:: ASSIGNMENT ::
Identify each line in the records below that contains the word "Normalized", and copy it.

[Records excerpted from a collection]
____

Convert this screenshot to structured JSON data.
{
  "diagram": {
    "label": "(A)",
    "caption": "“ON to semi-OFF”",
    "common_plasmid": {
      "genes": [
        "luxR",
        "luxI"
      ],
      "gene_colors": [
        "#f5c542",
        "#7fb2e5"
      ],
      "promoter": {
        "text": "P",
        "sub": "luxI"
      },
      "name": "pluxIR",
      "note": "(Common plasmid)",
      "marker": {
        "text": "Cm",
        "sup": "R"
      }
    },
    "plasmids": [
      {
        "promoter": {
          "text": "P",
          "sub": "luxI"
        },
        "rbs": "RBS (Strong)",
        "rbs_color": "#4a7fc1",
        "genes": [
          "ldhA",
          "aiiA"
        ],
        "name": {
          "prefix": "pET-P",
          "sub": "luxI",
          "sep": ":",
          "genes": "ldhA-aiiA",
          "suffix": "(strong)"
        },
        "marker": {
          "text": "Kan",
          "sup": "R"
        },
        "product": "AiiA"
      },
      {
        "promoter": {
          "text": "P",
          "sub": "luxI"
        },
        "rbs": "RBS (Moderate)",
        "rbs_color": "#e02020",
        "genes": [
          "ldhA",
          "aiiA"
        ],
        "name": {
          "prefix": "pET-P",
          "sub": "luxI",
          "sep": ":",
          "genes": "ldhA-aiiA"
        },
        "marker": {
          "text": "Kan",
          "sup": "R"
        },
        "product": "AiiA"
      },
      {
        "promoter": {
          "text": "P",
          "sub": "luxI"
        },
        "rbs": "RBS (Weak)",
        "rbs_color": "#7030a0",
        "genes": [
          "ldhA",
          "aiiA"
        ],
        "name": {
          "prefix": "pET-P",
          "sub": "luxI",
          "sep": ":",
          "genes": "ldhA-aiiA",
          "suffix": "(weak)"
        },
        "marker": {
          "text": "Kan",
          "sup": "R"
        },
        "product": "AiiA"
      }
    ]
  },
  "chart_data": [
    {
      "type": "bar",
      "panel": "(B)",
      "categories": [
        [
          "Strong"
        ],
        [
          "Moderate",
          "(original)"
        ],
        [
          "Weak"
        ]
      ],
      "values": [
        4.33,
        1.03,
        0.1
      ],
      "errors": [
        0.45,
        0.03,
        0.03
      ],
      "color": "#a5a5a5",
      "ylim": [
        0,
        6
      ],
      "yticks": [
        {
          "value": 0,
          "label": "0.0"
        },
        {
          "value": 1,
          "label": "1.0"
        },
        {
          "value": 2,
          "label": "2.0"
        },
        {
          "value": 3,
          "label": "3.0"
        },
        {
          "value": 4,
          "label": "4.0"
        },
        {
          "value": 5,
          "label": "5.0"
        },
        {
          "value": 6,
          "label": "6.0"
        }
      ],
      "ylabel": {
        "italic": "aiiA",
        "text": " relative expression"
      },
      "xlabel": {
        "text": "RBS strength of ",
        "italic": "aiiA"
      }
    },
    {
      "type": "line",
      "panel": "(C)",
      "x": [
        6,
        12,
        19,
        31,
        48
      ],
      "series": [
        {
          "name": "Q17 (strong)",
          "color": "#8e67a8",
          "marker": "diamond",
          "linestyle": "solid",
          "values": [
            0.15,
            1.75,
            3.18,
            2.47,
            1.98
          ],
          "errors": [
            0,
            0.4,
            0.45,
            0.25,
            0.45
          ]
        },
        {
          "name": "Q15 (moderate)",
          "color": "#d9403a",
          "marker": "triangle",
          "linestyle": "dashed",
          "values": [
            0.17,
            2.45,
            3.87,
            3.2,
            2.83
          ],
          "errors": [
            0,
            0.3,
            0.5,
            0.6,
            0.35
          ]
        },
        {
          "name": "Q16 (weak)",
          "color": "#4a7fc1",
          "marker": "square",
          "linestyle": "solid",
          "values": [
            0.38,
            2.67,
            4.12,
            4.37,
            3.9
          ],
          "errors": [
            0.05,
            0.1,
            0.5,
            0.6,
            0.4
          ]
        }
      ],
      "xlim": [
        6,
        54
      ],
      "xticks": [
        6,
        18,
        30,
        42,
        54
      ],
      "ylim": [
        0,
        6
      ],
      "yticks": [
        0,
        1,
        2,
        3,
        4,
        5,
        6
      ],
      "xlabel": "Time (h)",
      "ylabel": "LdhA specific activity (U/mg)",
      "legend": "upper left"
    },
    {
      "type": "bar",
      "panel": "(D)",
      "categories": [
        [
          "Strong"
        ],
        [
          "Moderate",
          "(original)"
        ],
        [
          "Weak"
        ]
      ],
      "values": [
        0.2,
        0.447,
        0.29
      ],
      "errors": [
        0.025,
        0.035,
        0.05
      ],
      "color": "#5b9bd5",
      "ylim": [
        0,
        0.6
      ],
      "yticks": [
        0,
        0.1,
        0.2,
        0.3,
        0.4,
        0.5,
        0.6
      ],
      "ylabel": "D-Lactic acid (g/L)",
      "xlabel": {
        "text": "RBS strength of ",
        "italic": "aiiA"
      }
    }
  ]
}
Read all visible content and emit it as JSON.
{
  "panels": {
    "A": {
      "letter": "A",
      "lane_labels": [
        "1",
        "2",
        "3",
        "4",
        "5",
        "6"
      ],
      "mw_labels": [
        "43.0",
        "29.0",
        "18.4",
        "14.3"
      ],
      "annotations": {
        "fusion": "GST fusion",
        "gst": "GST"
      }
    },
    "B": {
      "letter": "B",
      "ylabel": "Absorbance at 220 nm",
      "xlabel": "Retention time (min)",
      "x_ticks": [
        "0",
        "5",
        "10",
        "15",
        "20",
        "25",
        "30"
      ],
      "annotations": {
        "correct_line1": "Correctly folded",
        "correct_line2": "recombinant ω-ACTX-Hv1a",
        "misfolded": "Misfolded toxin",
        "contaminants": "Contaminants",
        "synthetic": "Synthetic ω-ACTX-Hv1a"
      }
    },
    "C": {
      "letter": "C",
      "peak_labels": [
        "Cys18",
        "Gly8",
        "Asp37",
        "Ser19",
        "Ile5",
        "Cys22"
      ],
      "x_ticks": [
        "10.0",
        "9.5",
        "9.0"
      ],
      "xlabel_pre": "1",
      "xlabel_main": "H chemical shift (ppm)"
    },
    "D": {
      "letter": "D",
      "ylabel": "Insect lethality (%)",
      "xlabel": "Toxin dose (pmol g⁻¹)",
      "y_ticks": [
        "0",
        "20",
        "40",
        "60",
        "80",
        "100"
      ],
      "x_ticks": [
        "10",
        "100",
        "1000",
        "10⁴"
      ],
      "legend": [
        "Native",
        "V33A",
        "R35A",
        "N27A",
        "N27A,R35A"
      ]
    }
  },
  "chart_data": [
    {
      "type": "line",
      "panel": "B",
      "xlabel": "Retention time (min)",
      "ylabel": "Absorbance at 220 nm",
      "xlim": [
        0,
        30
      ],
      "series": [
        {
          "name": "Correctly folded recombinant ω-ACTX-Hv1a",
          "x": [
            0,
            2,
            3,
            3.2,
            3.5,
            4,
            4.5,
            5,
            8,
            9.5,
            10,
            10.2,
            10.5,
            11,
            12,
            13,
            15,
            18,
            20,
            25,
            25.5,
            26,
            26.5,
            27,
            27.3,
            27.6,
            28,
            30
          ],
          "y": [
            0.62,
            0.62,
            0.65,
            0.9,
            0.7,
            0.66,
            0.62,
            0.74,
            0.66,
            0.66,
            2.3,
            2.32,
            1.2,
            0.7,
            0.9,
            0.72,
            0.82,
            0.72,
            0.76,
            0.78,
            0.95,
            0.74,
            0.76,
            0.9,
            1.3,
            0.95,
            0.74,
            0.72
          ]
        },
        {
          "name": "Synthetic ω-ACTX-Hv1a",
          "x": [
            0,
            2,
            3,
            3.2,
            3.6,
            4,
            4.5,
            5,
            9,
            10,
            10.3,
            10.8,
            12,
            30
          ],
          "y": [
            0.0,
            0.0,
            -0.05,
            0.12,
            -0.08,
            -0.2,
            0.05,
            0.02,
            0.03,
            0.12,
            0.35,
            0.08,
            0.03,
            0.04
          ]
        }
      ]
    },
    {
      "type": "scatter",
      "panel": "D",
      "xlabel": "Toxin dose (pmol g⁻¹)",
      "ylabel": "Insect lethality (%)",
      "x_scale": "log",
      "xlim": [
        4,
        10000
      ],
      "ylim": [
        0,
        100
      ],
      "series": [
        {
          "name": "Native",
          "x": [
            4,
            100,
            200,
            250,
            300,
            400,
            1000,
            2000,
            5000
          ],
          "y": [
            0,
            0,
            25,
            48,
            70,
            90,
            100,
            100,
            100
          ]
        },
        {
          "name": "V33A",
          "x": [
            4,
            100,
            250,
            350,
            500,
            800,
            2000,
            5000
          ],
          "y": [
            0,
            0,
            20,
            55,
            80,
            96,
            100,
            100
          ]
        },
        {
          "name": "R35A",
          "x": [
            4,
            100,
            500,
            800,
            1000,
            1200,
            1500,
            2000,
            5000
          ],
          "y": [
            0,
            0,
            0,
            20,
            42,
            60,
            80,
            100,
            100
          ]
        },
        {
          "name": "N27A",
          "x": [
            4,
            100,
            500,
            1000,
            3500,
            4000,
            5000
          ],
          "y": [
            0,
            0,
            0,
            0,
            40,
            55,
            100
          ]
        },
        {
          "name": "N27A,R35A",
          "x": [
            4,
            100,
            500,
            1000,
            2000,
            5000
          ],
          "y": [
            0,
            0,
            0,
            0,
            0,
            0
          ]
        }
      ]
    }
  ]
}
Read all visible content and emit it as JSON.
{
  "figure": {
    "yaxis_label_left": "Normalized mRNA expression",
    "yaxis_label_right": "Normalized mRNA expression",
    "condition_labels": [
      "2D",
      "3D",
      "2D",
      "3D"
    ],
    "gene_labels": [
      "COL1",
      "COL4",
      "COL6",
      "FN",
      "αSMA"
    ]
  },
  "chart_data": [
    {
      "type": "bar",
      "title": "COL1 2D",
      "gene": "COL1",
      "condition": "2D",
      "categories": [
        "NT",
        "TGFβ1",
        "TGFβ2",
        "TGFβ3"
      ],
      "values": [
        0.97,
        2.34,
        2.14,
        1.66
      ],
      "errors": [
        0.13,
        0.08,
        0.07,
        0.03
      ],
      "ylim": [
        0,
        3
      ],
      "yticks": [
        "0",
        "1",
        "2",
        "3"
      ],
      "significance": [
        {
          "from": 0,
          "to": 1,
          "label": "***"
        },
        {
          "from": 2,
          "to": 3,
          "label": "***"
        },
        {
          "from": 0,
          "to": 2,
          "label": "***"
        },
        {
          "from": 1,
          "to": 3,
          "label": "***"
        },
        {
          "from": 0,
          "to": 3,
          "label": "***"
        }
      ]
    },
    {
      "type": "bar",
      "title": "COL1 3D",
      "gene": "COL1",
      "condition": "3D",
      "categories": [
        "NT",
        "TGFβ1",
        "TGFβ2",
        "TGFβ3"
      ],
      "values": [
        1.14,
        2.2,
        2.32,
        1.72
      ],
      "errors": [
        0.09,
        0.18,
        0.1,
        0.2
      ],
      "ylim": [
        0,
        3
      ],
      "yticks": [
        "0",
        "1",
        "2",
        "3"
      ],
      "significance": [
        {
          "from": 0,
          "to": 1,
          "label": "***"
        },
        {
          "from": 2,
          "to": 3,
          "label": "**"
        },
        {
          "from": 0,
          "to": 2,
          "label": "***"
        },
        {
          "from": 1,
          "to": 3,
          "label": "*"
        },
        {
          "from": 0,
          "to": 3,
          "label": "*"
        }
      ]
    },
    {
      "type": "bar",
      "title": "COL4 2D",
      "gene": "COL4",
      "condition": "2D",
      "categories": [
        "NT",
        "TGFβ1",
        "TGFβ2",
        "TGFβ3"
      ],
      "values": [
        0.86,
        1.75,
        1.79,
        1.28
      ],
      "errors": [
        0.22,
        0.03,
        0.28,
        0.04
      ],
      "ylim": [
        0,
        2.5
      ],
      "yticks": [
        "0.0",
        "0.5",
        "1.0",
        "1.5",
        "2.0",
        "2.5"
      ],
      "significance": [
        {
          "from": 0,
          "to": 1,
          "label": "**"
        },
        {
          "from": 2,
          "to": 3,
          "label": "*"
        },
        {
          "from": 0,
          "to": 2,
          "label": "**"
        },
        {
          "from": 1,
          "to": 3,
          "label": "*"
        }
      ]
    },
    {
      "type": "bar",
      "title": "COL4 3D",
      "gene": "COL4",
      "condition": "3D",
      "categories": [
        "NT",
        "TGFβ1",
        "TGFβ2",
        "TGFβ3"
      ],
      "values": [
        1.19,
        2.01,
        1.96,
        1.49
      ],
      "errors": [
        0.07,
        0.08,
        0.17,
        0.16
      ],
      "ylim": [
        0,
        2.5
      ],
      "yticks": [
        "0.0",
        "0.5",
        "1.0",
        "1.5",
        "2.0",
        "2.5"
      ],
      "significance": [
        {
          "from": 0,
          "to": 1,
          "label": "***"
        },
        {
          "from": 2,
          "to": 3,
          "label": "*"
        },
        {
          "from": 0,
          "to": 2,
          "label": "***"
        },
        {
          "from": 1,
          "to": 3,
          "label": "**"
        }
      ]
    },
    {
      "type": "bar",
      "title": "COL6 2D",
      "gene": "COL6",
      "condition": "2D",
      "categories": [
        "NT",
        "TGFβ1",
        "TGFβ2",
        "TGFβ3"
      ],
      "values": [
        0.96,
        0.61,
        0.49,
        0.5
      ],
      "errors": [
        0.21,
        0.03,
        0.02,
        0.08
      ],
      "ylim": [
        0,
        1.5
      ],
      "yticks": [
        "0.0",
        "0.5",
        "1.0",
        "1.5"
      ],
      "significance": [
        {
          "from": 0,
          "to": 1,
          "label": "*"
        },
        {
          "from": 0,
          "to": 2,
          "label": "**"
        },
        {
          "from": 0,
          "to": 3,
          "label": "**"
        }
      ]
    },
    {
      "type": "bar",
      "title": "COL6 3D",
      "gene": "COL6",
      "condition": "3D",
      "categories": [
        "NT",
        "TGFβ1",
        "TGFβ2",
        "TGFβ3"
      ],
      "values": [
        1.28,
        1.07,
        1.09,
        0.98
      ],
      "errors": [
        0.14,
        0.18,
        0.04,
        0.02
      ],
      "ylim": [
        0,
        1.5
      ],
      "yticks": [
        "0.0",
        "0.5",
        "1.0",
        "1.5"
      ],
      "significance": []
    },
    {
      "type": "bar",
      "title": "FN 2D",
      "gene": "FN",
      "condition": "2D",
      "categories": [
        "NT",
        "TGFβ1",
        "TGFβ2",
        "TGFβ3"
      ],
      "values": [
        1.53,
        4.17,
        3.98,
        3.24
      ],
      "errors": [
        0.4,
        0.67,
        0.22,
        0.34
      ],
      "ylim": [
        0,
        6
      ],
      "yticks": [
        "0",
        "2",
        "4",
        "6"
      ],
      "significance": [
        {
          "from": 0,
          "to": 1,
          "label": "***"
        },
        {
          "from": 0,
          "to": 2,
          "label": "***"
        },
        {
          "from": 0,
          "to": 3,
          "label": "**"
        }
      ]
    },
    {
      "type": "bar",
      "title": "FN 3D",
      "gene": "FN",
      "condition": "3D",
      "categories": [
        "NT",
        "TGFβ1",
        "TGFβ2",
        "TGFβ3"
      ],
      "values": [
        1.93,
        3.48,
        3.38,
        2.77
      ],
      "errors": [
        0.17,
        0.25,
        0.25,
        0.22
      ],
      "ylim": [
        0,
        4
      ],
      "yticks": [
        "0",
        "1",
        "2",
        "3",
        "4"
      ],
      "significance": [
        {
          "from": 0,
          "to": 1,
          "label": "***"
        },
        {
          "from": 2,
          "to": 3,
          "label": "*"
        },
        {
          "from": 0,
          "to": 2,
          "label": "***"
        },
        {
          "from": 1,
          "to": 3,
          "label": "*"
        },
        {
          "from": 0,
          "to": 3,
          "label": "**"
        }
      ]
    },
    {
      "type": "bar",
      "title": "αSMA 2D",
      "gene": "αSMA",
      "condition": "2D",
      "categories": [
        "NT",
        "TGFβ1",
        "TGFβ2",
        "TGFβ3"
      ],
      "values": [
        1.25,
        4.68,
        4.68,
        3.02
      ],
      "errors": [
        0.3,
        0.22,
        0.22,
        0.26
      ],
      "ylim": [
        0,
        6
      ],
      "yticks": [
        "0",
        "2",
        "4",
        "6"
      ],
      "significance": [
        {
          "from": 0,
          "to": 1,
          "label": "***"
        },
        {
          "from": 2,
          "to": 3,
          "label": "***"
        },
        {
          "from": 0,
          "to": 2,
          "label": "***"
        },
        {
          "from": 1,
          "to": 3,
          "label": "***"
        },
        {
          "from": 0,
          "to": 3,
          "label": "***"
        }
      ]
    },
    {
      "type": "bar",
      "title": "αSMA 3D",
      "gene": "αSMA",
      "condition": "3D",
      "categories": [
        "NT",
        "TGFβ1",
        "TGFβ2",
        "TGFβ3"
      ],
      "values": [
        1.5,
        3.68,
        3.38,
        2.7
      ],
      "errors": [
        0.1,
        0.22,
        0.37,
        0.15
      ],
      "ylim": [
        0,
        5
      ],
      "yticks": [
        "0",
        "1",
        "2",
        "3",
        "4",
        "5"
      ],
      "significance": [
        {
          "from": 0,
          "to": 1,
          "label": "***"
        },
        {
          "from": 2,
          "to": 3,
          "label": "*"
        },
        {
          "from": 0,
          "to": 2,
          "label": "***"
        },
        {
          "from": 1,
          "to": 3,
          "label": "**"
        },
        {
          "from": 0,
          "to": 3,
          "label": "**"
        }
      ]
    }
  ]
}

____

:: OUTPUT BELOW ::
    "yaxis_label_left": "Normalized mRNA expression",
    "yaxis_label_right": "Normalized mRNA expression",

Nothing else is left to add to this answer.